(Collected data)
* * * * * * *

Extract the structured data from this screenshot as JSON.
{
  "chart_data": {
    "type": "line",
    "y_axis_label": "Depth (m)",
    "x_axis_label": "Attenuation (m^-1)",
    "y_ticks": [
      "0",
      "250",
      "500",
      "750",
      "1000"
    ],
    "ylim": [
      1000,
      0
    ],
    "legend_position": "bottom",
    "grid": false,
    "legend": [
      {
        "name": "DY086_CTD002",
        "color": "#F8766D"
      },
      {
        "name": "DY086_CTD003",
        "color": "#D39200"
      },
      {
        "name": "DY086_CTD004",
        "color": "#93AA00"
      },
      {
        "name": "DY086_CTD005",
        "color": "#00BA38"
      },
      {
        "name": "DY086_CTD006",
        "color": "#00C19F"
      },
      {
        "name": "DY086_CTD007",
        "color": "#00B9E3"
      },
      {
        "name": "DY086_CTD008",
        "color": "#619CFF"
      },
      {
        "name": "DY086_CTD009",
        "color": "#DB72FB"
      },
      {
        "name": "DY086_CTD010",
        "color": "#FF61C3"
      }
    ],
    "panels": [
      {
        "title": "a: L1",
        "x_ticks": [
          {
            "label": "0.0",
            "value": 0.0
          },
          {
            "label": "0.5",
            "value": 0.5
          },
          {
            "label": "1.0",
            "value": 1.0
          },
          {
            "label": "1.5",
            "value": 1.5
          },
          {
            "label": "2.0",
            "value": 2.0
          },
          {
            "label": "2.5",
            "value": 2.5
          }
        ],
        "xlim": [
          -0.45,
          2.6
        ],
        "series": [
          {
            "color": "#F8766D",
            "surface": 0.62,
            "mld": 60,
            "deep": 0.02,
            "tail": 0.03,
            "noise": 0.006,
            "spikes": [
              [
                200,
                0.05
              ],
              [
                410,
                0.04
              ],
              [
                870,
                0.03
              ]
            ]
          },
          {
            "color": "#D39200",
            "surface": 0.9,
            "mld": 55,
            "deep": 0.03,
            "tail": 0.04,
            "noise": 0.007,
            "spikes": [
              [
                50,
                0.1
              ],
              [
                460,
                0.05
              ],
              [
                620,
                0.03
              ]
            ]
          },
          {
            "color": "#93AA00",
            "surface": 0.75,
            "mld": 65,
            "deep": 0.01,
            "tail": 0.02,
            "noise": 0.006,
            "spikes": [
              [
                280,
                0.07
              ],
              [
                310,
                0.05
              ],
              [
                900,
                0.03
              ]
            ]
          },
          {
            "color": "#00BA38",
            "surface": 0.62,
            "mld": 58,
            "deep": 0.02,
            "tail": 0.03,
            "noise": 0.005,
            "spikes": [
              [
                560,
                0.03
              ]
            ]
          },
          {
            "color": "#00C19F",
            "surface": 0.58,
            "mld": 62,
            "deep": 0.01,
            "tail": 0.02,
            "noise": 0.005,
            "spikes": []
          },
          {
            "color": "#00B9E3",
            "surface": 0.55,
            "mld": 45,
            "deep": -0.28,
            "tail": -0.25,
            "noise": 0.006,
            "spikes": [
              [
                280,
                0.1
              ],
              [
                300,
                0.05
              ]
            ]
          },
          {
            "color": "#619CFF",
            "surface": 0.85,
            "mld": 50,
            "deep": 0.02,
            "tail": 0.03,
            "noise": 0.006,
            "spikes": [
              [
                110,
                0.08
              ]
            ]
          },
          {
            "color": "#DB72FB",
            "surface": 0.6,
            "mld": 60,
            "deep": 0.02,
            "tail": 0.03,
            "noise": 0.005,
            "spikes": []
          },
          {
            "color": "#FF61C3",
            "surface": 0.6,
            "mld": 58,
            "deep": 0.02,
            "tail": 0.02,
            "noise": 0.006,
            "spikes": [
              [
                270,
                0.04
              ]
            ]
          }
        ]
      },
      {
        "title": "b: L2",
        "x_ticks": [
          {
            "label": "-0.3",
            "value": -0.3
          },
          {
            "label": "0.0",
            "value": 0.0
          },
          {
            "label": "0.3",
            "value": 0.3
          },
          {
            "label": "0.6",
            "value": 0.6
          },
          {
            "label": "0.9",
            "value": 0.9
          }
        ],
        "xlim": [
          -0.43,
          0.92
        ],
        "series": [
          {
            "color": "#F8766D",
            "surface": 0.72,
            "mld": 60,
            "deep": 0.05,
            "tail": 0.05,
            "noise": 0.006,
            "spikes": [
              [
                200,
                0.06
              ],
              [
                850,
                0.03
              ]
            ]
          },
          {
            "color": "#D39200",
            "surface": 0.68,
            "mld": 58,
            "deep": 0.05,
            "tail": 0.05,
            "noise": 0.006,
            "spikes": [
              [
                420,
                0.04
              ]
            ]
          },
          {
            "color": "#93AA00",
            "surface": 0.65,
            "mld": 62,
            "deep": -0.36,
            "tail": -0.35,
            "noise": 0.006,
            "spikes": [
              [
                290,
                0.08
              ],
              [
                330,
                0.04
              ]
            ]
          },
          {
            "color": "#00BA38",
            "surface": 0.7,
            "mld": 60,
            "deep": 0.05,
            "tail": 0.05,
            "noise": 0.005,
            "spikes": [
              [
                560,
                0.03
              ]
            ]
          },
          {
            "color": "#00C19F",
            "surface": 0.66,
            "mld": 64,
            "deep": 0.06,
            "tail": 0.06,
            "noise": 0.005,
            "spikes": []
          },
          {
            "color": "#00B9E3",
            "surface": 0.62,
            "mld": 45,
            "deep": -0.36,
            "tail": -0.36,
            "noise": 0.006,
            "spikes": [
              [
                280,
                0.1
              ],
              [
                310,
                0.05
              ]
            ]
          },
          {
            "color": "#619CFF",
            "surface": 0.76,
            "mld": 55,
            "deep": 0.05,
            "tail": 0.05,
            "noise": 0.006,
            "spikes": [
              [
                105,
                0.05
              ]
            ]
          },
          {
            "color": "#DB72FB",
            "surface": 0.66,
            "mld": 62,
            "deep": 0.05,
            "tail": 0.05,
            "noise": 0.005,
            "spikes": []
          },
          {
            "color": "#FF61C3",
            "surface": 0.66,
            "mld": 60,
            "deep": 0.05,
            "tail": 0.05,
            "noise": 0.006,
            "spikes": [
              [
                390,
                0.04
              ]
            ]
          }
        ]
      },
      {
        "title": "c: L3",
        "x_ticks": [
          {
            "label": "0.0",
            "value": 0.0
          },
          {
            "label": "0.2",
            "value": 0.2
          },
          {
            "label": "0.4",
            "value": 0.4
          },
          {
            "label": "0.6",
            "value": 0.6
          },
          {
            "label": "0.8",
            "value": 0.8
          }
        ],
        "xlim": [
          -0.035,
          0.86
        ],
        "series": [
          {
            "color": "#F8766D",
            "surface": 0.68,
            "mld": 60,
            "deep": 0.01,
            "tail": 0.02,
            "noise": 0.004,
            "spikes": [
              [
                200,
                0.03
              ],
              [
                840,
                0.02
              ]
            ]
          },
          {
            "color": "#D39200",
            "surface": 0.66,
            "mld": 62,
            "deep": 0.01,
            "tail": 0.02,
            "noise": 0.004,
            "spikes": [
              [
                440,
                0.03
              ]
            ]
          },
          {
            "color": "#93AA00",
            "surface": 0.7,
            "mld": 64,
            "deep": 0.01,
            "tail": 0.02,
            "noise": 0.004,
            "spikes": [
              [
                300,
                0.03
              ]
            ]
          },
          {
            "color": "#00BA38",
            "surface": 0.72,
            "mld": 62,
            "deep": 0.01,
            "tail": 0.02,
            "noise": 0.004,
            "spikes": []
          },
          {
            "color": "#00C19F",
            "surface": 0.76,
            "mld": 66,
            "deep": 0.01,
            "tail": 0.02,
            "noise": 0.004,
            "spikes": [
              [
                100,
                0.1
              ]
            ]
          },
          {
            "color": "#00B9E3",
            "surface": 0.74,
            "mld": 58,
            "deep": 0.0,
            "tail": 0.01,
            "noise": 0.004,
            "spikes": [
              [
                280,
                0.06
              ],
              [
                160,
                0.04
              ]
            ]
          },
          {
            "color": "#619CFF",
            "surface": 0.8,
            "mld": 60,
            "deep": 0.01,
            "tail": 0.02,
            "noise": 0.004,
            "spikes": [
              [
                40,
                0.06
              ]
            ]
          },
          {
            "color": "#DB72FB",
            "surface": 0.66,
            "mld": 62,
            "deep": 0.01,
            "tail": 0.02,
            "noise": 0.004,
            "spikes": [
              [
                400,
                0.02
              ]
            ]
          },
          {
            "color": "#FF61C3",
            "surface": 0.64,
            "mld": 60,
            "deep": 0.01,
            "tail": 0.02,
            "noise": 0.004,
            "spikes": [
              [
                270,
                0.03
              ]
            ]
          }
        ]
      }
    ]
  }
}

* * * * * * *

[Short problem] Report only the number of lines that hold the string "name" in this listing.

[Task result] 9